Since the idea’s conception, however, the Blue Economy concept has gradually lost its focus on the “social equity” portion in favor of business as usual industrial development, perhaps with an added component of environmental sustainability that should hardly be revolutionary or optional anymore (for example, a recent special issue on the Blue Economy published by The Economist omits mention of social considerations entirely). This is reflected in the recent gains by right-wing political actors that are ultimately supported by the wealthiest industries (e.g. oil and gas). With the rise of the right comes a wider triumph of capitalist and individualist worldviews around the world. Under these conditions, cooperation, compassion for vulnerable populations, and the future state of the environment and humans are often discounted in favor of short-term profits for currently-important sectors. One of the fundamental flaws in this worldview (from a purely sustainable development standpoint) is that the same system

that has led to deeply serious impacts is expected to one day lead to solutions (e.g. technology will find a way argument). How would a system whose very core is short-term thinking ever be expected to lead to long-term well-being? And thus, key players in ecosystem and economic governance have quietly set the social equity element aside while running after ever more elusive economic growth. When decision makers and the public lose interest in the concept of sustainable and equitable outcomes, even fundamentally well-meaning governments (and industries and individuals) are forced to temper their goals or risk being out-competed (the “nice guys finish last” effect). An example of this is the Canadian government’s recent decision, after campaigning on long-term sustainability and renewable industries and being an early supporter of the Paris Agreement, to invest heavily in new oil pipelines. While it is true that oil profits are an important part of the national economy, oil extraction is by definition a non-sustainable industry. There is ample potential for renewable energy in Canada, and continued oil extraction will ensure that emissions goals will not be met (with obvious negative impacts for global climate change). Regarding sustainability and equity, the plan ignored the needs and opinions of Indigenous communities, drastically increased risks to coastal and marine ecosystems, and will very likely accelerate the decline of southern resident killer whales. This criticism has since been affirmed by the Federal Appeals Court of Canada, who ordered the project stopped unless such concerns can be properly addressed. The point here isn’t that this case is any worse than others around the world but, rather, that even a global leader in sustainability efforts can find it difficult to follow through in a global economy without strong cooperation.

### Supplied entries
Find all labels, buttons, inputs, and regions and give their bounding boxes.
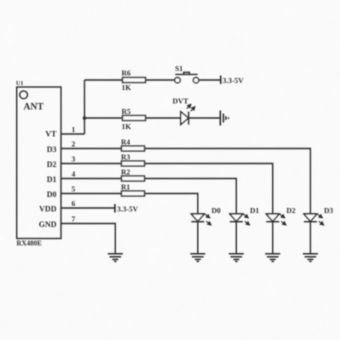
- resistor R5: [123, 116, 146, 121]
- wire R4 to LED D3: [145, 149, 311, 214]
- wire vertical VT riser: [84, 80, 86, 134]
- svg-text:D1: D1: [47, 175, 57, 184]
- svg-text:3: 3: [72, 155, 76, 164]
- switch S1: [175, 72, 199, 83]
- svg-text:D0: D0: [212, 206, 221, 215]
- svg-text:VDD: VDD: [39, 205, 57, 214]
- wire R1 to LED D0: [145, 194, 198, 214]
- resistor R1: [122, 191, 145, 196]
- wire D0 to ground: [197, 222, 199, 254]
- ground D2: [265, 254, 280, 262]
- svg-text:6: 6: [72, 199, 76, 208]
- svg-text:7: 7: [72, 215, 76, 224]
- wire pin4 D1 row: [61, 178, 122, 180]
- LED DVT: [181, 104, 195, 124]
- wire D3 to ground: [309, 222, 311, 254]
- wire pin5 D0 row: [61, 193, 122, 195]
- svg-text:1K: 1K: [122, 122, 132, 131]
- svg-text:R1: R1: [121, 183, 130, 192]
- resistor R4: [122, 146, 145, 151]
- svg-text:R4: R4: [121, 138, 130, 147]
- wire pin1 VT to junction: [61, 133, 85, 135]
- svg-text:VT: VT: [45, 130, 57, 139]
- wire D2 to ground: [272, 222, 274, 254]
- wire D1 to ground: [235, 222, 237, 254]
- wire pin6 VDD to supply: [61, 207, 115, 209]
- ground right-facing earth: [220, 111, 228, 126]
- op-amp U1: [17, 87, 61, 239]
- node junction dot: [83, 116, 87, 120]
- svg-text:1: 1: [72, 125, 76, 134]
- wire R6 row left: [85, 79, 123, 81]
- svg-text:2: 2: [72, 140, 76, 149]
- svg-text:R6: R6: [122, 69, 131, 78]
- ground D1: [229, 254, 244, 262]
- wire pin2 D3 row: [61, 148, 122, 150]
- wire R3 to LED D2: [145, 164, 273, 214]
- svg-text:D3: D3: [47, 145, 57, 154]
- wire S1 to supply: [199, 79, 221, 81]
- svg-text:D2: D2: [286, 206, 295, 215]
- wire pin3 D2 row: [61, 163, 122, 165]
- svg-text:5: 5: [72, 185, 76, 194]
- svg-text:D3: D3: [324, 206, 333, 215]
- svg-text:R5: R5: [122, 107, 131, 116]
- svg-text:GND: GND: [39, 220, 57, 229]
- power terminal 3.3-5V VDD: [114, 204, 116, 213]
- wire R5 row left: [85, 117, 123, 119]
- svg-text:D1: D1: [250, 206, 259, 215]
- svg-text:D0: D0: [47, 190, 57, 199]
- svg-text:RX480E: RX480E: [17, 240, 43, 248]
- svg-text:3.3-5V: 3.3-5V: [223, 76, 245, 85]
- svg-text:R3: R3: [121, 153, 130, 162]
- ground D0: [190, 254, 205, 262]
- wire R6 to S1: [146, 79, 175, 81]
- resistor R2: [122, 176, 145, 181]
- LED D3: [304, 214, 324, 225]
- LED D2: [266, 214, 286, 225]
- wire DVT to ground: [189, 117, 221, 119]
- svg-text:D2: D2: [47, 160, 57, 169]
- power terminal 3.3-5V top: [220, 76, 222, 85]
- svg-text:S1: S1: [175, 64, 183, 73]
- resistor R3: [122, 161, 145, 166]
- LED D0: [191, 214, 211, 225]
- wire pin7 GND: [61, 224, 115, 254]
- wire R2 to LED D1: [145, 179, 237, 214]
- ground D3: [303, 254, 318, 262]
- svg-text:R2: R2: [121, 168, 130, 177]
- svg-text:U1: U1: [16, 81, 23, 87]
- svg-text:3.3-5V: 3.3-5V: [117, 205, 139, 214]
- resistor R6: [123, 78, 146, 83]
- ground GND pin: [108, 254, 123, 262]
- wire R5 to DVT: [146, 117, 181, 119]
- svg-text:ANT: ANT: [24, 103, 45, 113]
- svg-text:DVT: DVT: [173, 97, 189, 106]
- svg-text:4: 4: [72, 170, 76, 179]
- LED D1: [230, 214, 250, 225]
- svg-text:1K: 1K: [122, 83, 132, 92]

### Tasks for this exercise
1. Answer these from the Blue Economy passage:
(a) Which publication put out a special issue on the Blue Economy that leaves out social considerations?
(b) What did the Canadian government decide to invest heavily in?
(c) Which court ordered the project stopped unless the concerns could be properly addressed?
2. Write the next paragraph of the Blue Economy passage, picking up after its final sentence.

### The replies
1.
(a) The Economist
(b) New oil pipelines
(c) The Federal Appeals Court of Canada

2.
The long-term sustainability of ocean ecosystems is at a crossroads. Rapid technological developments are opening up possibilities for new ocean industries in what many are (unironically) calling the “marine industrial revolution.” At the same time, international negotiations are attempting to establish new ways to reverse and prevent harm to human-ocean systems, including through better guidelines for fisheries subsidies and new and improved management strategies for the high seas and deep ocean (i.e., ‘areas and biodiversity beyond national jurisdiction’). That’s what makes the shift in the Blue Economy discourse away from equity and sustainability and towards industrial development so worrying. The oceans are the ultimate global commons, and even though we’ve already inflicted some serious damage to the human-ocean ecosystem, the hurdles we face to fix them are still surmountable compared to how much we’ve altered the land. The Blue Economy approach was meant to be a new way forward for improving the oceans and human well-being. If we’re not careful, it risks becoming the ocean’s death knell.